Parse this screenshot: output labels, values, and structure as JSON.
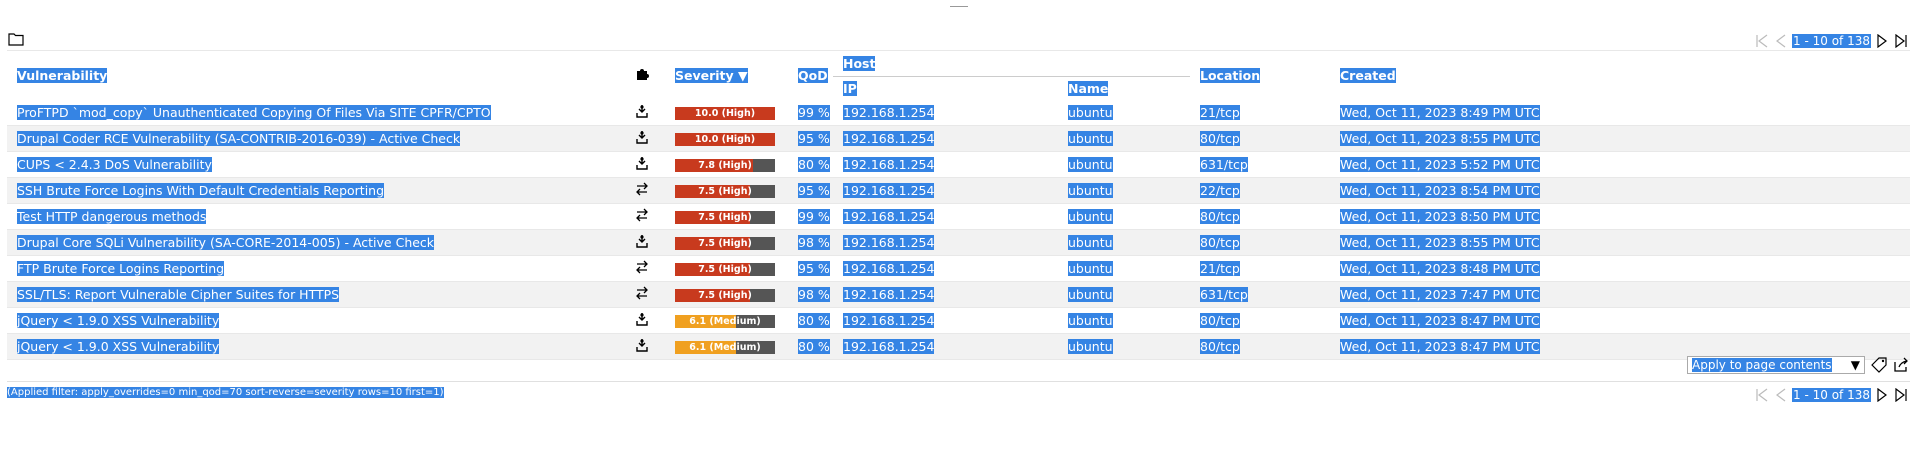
{
  "pagination": {
    "label": "1 - 10 of 138"
  },
  "columns": {
    "vulnerability": "Vulnerability",
    "severity": "Severity ▼",
    "qod": "QoD",
    "host": "Host",
    "ip": "IP",
    "name": "Name",
    "location": "Location",
    "created": "Created"
  },
  "rows": [
    {
      "vuln": "ProFTPD `mod_copy` Unauthenticated Copying Of Files Via SITE CPFR/CPTO",
      "icon": "download-icon",
      "sev": 10.0,
      "sev_label": "10.0 (High)",
      "sev_color": "#c83a1e",
      "qod": "99 %",
      "ip": "192.168.1.254",
      "name": "ubuntu",
      "location": "21/tcp",
      "created": "Wed, Oct 11, 2023 8:49 PM UTC"
    },
    {
      "vuln": "Drupal Coder RCE Vulnerability (SA-CONTRIB-2016-039) - Active Check",
      "icon": "download-icon",
      "sev": 10.0,
      "sev_label": "10.0 (High)",
      "sev_color": "#c83a1e",
      "qod": "95 %",
      "ip": "192.168.1.254",
      "name": "ubuntu",
      "location": "80/tcp",
      "created": "Wed, Oct 11, 2023 8:55 PM UTC"
    },
    {
      "vuln": "CUPS < 2.4.3 DoS Vulnerability",
      "icon": "download-icon",
      "sev": 7.8,
      "sev_label": "7.8 (High)",
      "sev_color": "#c83a1e",
      "qod": "80 %",
      "ip": "192.168.1.254",
      "name": "ubuntu",
      "location": "631/tcp",
      "created": "Wed, Oct 11, 2023 5:52 PM UTC"
    },
    {
      "vuln": "SSH Brute Force Logins With Default Credentials Reporting",
      "icon": "swap-icon",
      "sev": 7.5,
      "sev_label": "7.5 (High)",
      "sev_color": "#c83a1e",
      "qod": "95 %",
      "ip": "192.168.1.254",
      "name": "ubuntu",
      "location": "22/tcp",
      "created": "Wed, Oct 11, 2023 8:54 PM UTC"
    },
    {
      "vuln": "Test HTTP dangerous methods",
      "icon": "swap-icon",
      "sev": 7.5,
      "sev_label": "7.5 (High)",
      "sev_color": "#c83a1e",
      "qod": "99 %",
      "ip": "192.168.1.254",
      "name": "ubuntu",
      "location": "80/tcp",
      "created": "Wed, Oct 11, 2023 8:50 PM UTC"
    },
    {
      "vuln": "Drupal Core SQLi Vulnerability (SA-CORE-2014-005) - Active Check",
      "icon": "download-icon",
      "sev": 7.5,
      "sev_label": "7.5 (High)",
      "sev_color": "#c83a1e",
      "qod": "98 %",
      "ip": "192.168.1.254",
      "name": "ubuntu",
      "location": "80/tcp",
      "created": "Wed, Oct 11, 2023 8:55 PM UTC"
    },
    {
      "vuln": "FTP Brute Force Logins Reporting",
      "icon": "swap-icon",
      "sev": 7.5,
      "sev_label": "7.5 (High)",
      "sev_color": "#c83a1e",
      "qod": "95 %",
      "ip": "192.168.1.254",
      "name": "ubuntu",
      "location": "21/tcp",
      "created": "Wed, Oct 11, 2023 8:48 PM UTC"
    },
    {
      "vuln": "SSL/TLS: Report Vulnerable Cipher Suites for HTTPS",
      "icon": "swap-icon",
      "sev": 7.5,
      "sev_label": "7.5 (High)",
      "sev_color": "#c83a1e",
      "qod": "98 %",
      "ip": "192.168.1.254",
      "name": "ubuntu",
      "location": "631/tcp",
      "created": "Wed, Oct 11, 2023 7:47 PM UTC"
    },
    {
      "vuln": "jQuery < 1.9.0 XSS Vulnerability",
      "icon": "download-icon",
      "sev": 6.1,
      "sev_label": "6.1 (Medium)",
      "sev_color": "#f0a020",
      "qod": "80 %",
      "ip": "192.168.1.254",
      "name": "ubuntu",
      "location": "80/tcp",
      "created": "Wed, Oct 11, 2023 8:47 PM UTC"
    },
    {
      "vuln": "jQuery < 1.9.0 XSS Vulnerability",
      "icon": "download-icon",
      "sev": 6.1,
      "sev_label": "6.1 (Medium)",
      "sev_color": "#f0a020",
      "qod": "80 %",
      "ip": "192.168.1.254",
      "name": "ubuntu",
      "location": "80/tcp",
      "created": "Wed, Oct 11, 2023 8:47 PM UTC"
    }
  ],
  "footer": {
    "apply_select": "Apply to page contents",
    "filter_text": "(Applied filter: apply_overrides=0 min_qod=70 sort-reverse=severity rows=10 first=1)"
  }
}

**Work required**
Write out each line of the data that holds the string "Drupal".

**Written solution**
      "vuln": "Drupal Coder RCE Vulnerability (SA-CONTRIB-2016-039) - Active Check",
      "vuln": "Drupal Core SQLi Vulnerability (SA-CORE-2014-005) - Active Check",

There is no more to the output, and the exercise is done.